:: EXERCISE BRIEF ::
Repeat the full listing below verbatim and keep the images out.

:: GIVEN RECORDS ::
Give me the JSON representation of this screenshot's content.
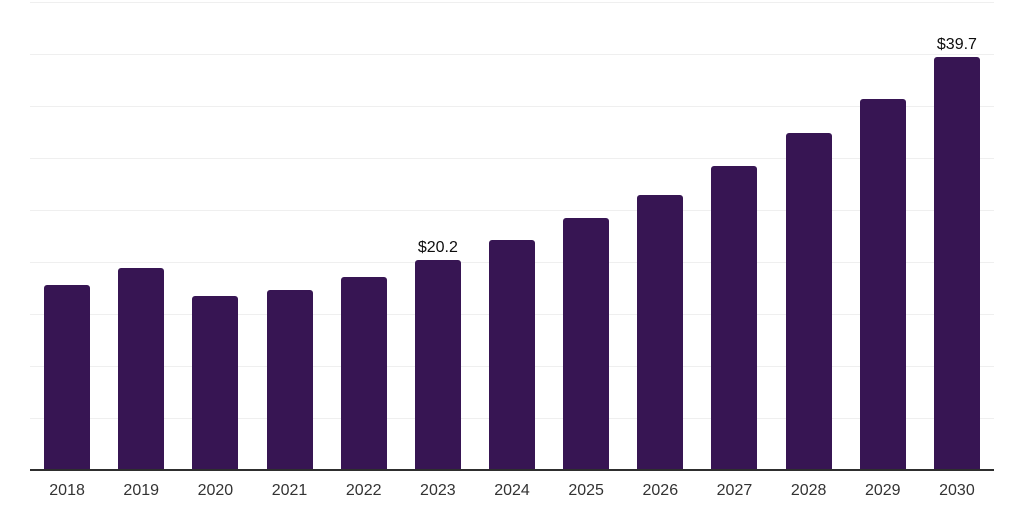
{
  "chart_data": {
    "type": "bar",
    "title": "",
    "xlabel": "",
    "ylabel": "",
    "categories": [
      "2018",
      "2019",
      "2020",
      "2021",
      "2022",
      "2023",
      "2024",
      "2025",
      "2026",
      "2027",
      "2028",
      "2029",
      "2030"
    ],
    "values": [
      17.8,
      19.4,
      16.7,
      17.3,
      18.6,
      20.2,
      22.1,
      24.2,
      26.4,
      29.2,
      32.4,
      35.7,
      39.7
    ],
    "data_labels": {
      "2023": "$20.2",
      "2030": "$39.7"
    },
    "ylim": [
      0,
      45
    ],
    "gridline_step": 5,
    "grid": true,
    "legend": false,
    "y_tick_labels_visible": false,
    "colors": {
      "bar": "#371553",
      "axis_line": "#2e2e2e",
      "gridline": "#efefef",
      "tick_label": "#333333",
      "data_label": "#0d0d0d",
      "background": "#ffffff"
    }
  }
}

:: WRITTEN REPLY ::
Give me the JSON representation of this screenshot's content.
{
  "chart_data": {
    "type": "bar",
    "title": "",
    "xlabel": "",
    "ylabel": "",
    "categories": [
      "2018",
      "2019",
      "2020",
      "2021",
      "2022",
      "2023",
      "2024",
      "2025",
      "2026",
      "2027",
      "2028",
      "2029",
      "2030"
    ],
    "values": [
      17.8,
      19.4,
      16.7,
      17.3,
      18.6,
      20.2,
      22.1,
      24.2,
      26.4,
      29.2,
      32.4,
      35.7,
      39.7
    ],
    "data_labels": {
      "2023": "$20.2",
      "2030": "$39.7"
    },
    "ylim": [
      0,
      45
    ],
    "gridline_step": 5,
    "grid": true,
    "legend": false,
    "y_tick_labels_visible": false,
    "colors": {
      "bar": "#371553",
      "axis_line": "#2e2e2e",
      "gridline": "#efefef",
      "tick_label": "#333333",
      "data_label": "#0d0d0d",
      "background": "#ffffff"
    }
  }
}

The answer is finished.